+++ Excerpted data

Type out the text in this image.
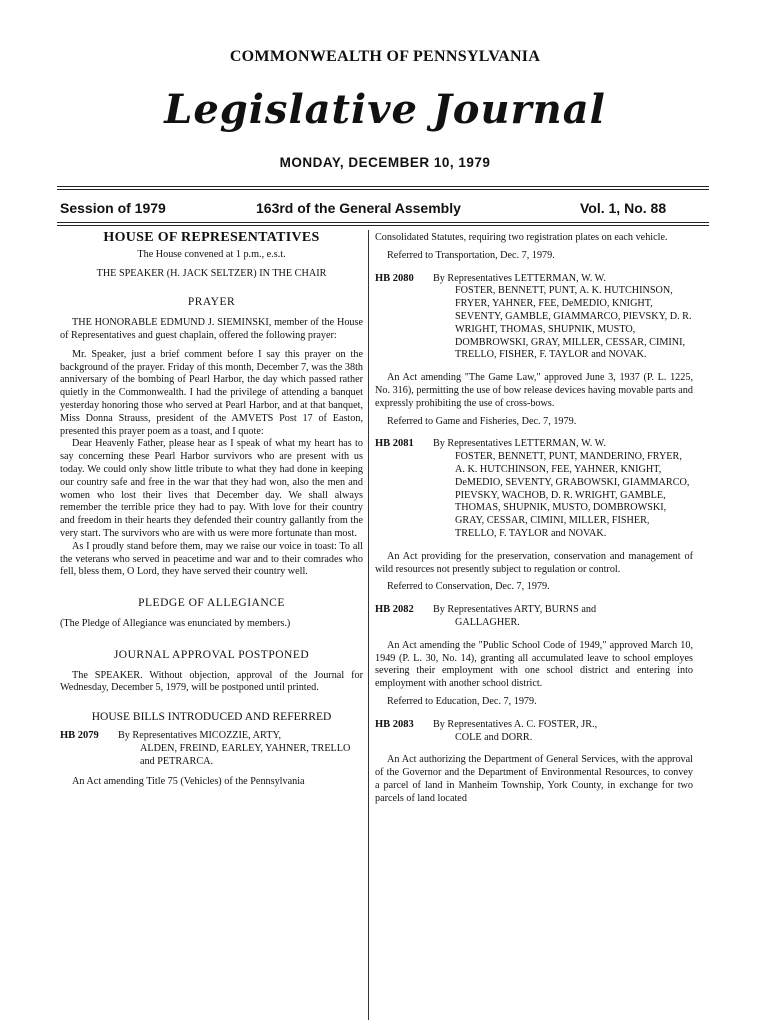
COMMONWEALTH OF PENNSYLVANIA
Legislative Journal
MONDAY, DECEMBER 10, 1979
Session of 1979	163rd of the General Assembly	Vol. 1, No. 88
HOUSE OF REPRESENTATIVES

The House convened at 1 p.m., e.s.t.

THE SPEAKER (H. JACK SELTZER) IN THE CHAIR

PRAYER

THE HONORABLE EDMUND J. SIEMINSKI, member of the House of Representatives and guest chaplain, offered the following prayer:

Mr. Speaker, just a brief comment before I say this prayer on the background of the prayer. Friday of this month, December 7, was the 38th anniversary of the bombing of Pearl Harbor, the day which passed rather quietly in the Commonwealth. I had the privilege of attending a banquet yesterday honoring those who served at Pearl Harbor, and at that banquet, Miss Donna Strauss, president of the AMVETS Post 17 of Easton, presented this prayer poem as a toast, and I quote:

Dear Heavenly Father, please hear as I speak of what my heart has to say concerning these Pearl Harbor survivors who are present with us today. We could only show little tribute to what they had done in keeping our country safe and free in the war that they had won, also the men and women who lost their lives that December day. We shall always remember the terrible price they had to pay. With love for their country and freedom in their hearts they defended their country gallantly from the very start. The survivors who are with us were more fortunate than most.

As I proudly stand before them, may we raise our voice in toast: To all the veterans who served in peacetime and war and to their comrades who fell, bless them, O Lord, they have served their country well.

PLEDGE OF ALLEGIANCE

(The Pledge of Allegiance was enunciated by members.)

JOURNAL APPROVAL POSTPONED

The SPEAKER. Without objection, approval of the Journal for Wednesday, December 5, 1979, will be postponed until printed.

HOUSE BILLS INTRODUCED AND REFERRED
HB 2079	By Representatives MICOZZIE, ARTY,

ALDEN, FREIND, EARLEY, YAHNER, TRELLO and PETRARCA.

An Act amending Title 75 (Vehicles) of the Pennsylvania

Consolidated Statutes, requiring two registration plates on each vehicle.

Referred to Transportation, Dec. 7, 1979.

HB 2080	By Representatives LETTERMAN, W. W.

FOSTER, BENNETT, PUNT, A. K. HUTCHINSON, FRYER, YAHNER, FEE, DeMEDIO, KNIGHT, SEVENTY, GAMBLE, GIAMMARCO, PIEVSKY, D. R. WRIGHT, THOMAS, SHUPNIK, MUSTO, DOMBROWSKI, GRAY, MILLER, CESSAR, CIMINI, TRELLO, FISHER, F. TAYLOR and NOVAK.

An Act amending "The Game Law," approved June 3, 1937 (P. L. 1225, No. 316), permitting the use of bow release devices having movable parts and expressly prohibiting the use of cross-bows.

Referred to Game and Fisheries, Dec. 7, 1979.

HB 2081	By Representatives LETTERMAN, W. W.

FOSTER, BENNETT, PUNT, MANDERINO, FRYER, A. K. HUTCHINSON, FEE, YAHNER, KNIGHT, DeMEDIO, SEVENTY, GRABOWSKI, GIAMMARCO, PIEVSKY, WACHOB, D. R. WRIGHT, GAMBLE, THOMAS, SHUPNIK, MUSTO, DOMBROWSKI, GRAY, CESSAR, CIMINI, MILLER, FISHER, TRELLO, F. TAYLOR and NOVAK.

An Act providing for the preservation, conservation and management of wild resources not presently subject to regulation or control.

Referred to Conservation, Dec. 7, 1979.

HB 2082	By Representatives ARTY, BURNS and

GALLAGHER.

An Act amending the "Public School Code of 1949," approved March 10, 1949 (P. L. 30, No. 14), granting all accumulated leave to school employes severing their employment with one school district and entering into employment with another school district.

Referred to Education, Dec. 7, 1979.

HB 2083	By Representatives A. C. FOSTER, JR.,

COLE and DORR.

An Act authorizing the Department of General Services, with the approval of the Governor and the Department of Environmental Resources, to convey a parcel of land in Manheim Township, York County, in exchange for two parcels of land located
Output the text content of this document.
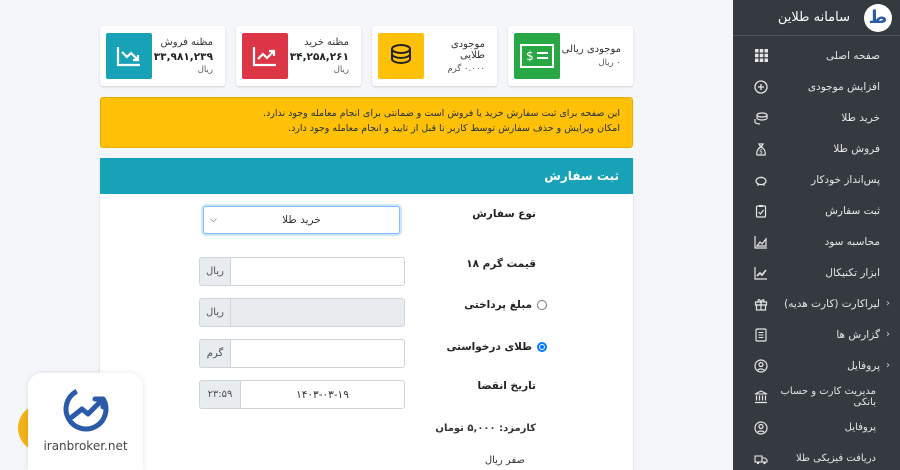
ط
سامانه طلاین
صفحه اصلی
افزایش موجودی
خرید طلا
$	فروش طلا
پس‌انداز خودکار
ثبت سفارش
محاسبه سود
ابزار تکنیکال
لیراکارت (کارت هدیه) ‹
گزارش ها ‹
پروفایل ‹
مدیریت کارت و حساب بانکی
پروفایل
دریافت فیزیکی طلا
مظنه فروش
۳۳,۹۸۱,۲۳۹
ریال
مظنه خرید
۳۴,۲۵۸,۲۶۱
ریال
موجودی طلایی
۰.۰۰۰ گرم
$	موجودی ریالی
۰ ریال

این صفحه برای ثبت سفارش خرید یا فروش است و ضمانتی برای انجام معامله وجود ندارد.

امکان ویرایش و حذف سفارش توسط کاربر تا قبل از تایید و انجام معامله وجود دارد.

ثبت سفارش
نوع سفارش
خرید طلا
⌵
قیمت گرم ۱۸
ریال
مبلغ پرداختی
ریال
طلای درخواستی
گرم
تاریخ انقضا
۲۳:۵۹	۱۴۰۳-۰۳-۱۹
کارمزد: ۵,۰۰۰ تومان
صفر ریال
iranbroker.net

++++++

-- What is required --
Drop the images and repeat the data exactly.

-- Task result --
Type out the text in this image.
COMMONWEALTH OF PENNSYLVANIA
Legislative Journal
MONDAY, DECEMBER 10, 1979
Session of 1979	163rd of the General Assembly	Vol. 1, No. 88
HOUSE OF REPRESENTATIVES

The House convened at 1 p.m., e.s.t.

THE SPEAKER (H. JACK SELTZER) IN THE CHAIR

PRAYER

THE HONORABLE EDMUND J. SIEMINSKI, member of the House of Representatives and guest chaplain, offered the following prayer:

Mr. Speaker, just a brief comment before I say this prayer on the background of the prayer. Friday of this month, December 7, was the 38th anniversary of the bombing of Pearl Harbor, the day which passed rather quietly in the Commonwealth. I had the privilege of attending a banquet yesterday honoring those who served at Pearl Harbor, and at that banquet, Miss Donna Strauss, president of the AMVETS Post 17 of Easton, presented this prayer poem as a toast, and I quote:

Dear Heavenly Father, please hear as I speak of what my heart has to say concerning these Pearl Harbor survivors who are present with us today. We could only show little tribute to what they had done in keeping our country safe and free in the war that they had won, also the men and women who lost their lives that December day. We shall always remember the terrible price they had to pay. With love for their country and freedom in their hearts they defended their country gallantly from the very start. The survivors who are with us were more fortunate than most.

As I proudly stand before them, may we raise our voice in toast: To all the veterans who served in peacetime and war and to their comrades who fell, bless them, O Lord, they have served their country well.

PLEDGE OF ALLEGIANCE

(The Pledge of Allegiance was enunciated by members.)

JOURNAL APPROVAL POSTPONED

The SPEAKER. Without objection, approval of the Journal for Wednesday, December 5, 1979, will be postponed until printed.

HOUSE BILLS INTRODUCED AND REFERRED
HB 2079	By Representatives MICOZZIE, ARTY,

ALDEN, FREIND, EARLEY, YAHNER, TRELLO and PETRARCA.

An Act amending Title 75 (Vehicles) of the Pennsylvania

Consolidated Statutes, requiring two registration plates on each vehicle.

Referred to Transportation, Dec. 7, 1979.

HB 2080	By Representatives LETTERMAN, W. W.

FOSTER, BENNETT, PUNT, A. K. HUTCHINSON, FRYER, YAHNER, FEE, DeMEDIO, KNIGHT, SEVENTY, GAMBLE, GIAMMARCO, PIEVSKY, D. R. WRIGHT, THOMAS, SHUPNIK, MUSTO, DOMBROWSKI, GRAY, MILLER, CESSAR, CIMINI, TRELLO, FISHER, F. TAYLOR and NOVAK.

An Act amending "The Game Law," approved June 3, 1937 (P. L. 1225, No. 316), permitting the use of bow release devices having movable parts and expressly prohibiting the use of cross-bows.

Referred to Game and Fisheries, Dec. 7, 1979.

HB 2081	By Representatives LETTERMAN, W. W.

FOSTER, BENNETT, PUNT, MANDERINO, FRYER, A. K. HUTCHINSON, FEE, YAHNER, KNIGHT, DeMEDIO, SEVENTY, GRABOWSKI, GIAMMARCO, PIEVSKY, WACHOB, D. R. WRIGHT, GAMBLE, THOMAS, SHUPNIK, MUSTO, DOMBROWSKI, GRAY, CESSAR, CIMINI, MILLER, FISHER, TRELLO, F. TAYLOR and NOVAK.

An Act providing for the preservation, conservation and management of wild resources not presently subject to regulation or control.

Referred to Conservation, Dec. 7, 1979.

HB 2082	By Representatives ARTY, BURNS and

GALLAGHER.

An Act amending the "Public School Code of 1949," approved March 10, 1949 (P. L. 30, No. 14), granting all accumulated leave to school employes severing their employment with one school district and entering into employment with another school district.

Referred to Education, Dec. 7, 1979.

HB 2083	By Representatives A. C. FOSTER, JR.,

COLE and DORR.

An Act authorizing the Department of General Services, with the approval of the Governor and the Department of Environmental Resources, to convey a parcel of land in Manheim Township, York County, in exchange for two parcels of land located
Output the text content of this document.
ط
سامانه طلاین
صفحه اصلی
افزایش موجودی
خرید طلا
$	فروش طلا
پس‌انداز خودکار
ثبت سفارش
محاسبه سود
ابزار تکنیکال
لیراکارت (کارت هدیه) ‹
گزارش ها ‹
پروفایل ‹
مدیریت کارت و حساب بانکی
پروفایل
دریافت فیزیکی طلا
مظنه فروش
۳۳,۹۸۱,۲۳۹
ریال
مظنه خرید
۳۴,۲۵۸,۲۶۱
ریال
موجودی طلایی
۰.۰۰۰ گرم
$	موجودی ریالی
۰ ریال

این صفحه برای ثبت سفارش خرید یا فروش است و ضمانتی برای انجام معامله وجود ندارد.

امکان ویرایش و حذف سفارش توسط کاربر تا قبل از تایید و انجام معامله وجود دارد.

ثبت سفارش
نوع سفارش
خرید طلا
⌵
قیمت گرم ۱۸
ریال
مبلغ پرداختی
ریال
طلای درخواستی
گرم
تاریخ انقضا
۲۳:۵۹	۱۴۰۳-۰۳-۱۹
کارمزد: ۵,۰۰۰ تومان
صفر ریال
iranbroker.net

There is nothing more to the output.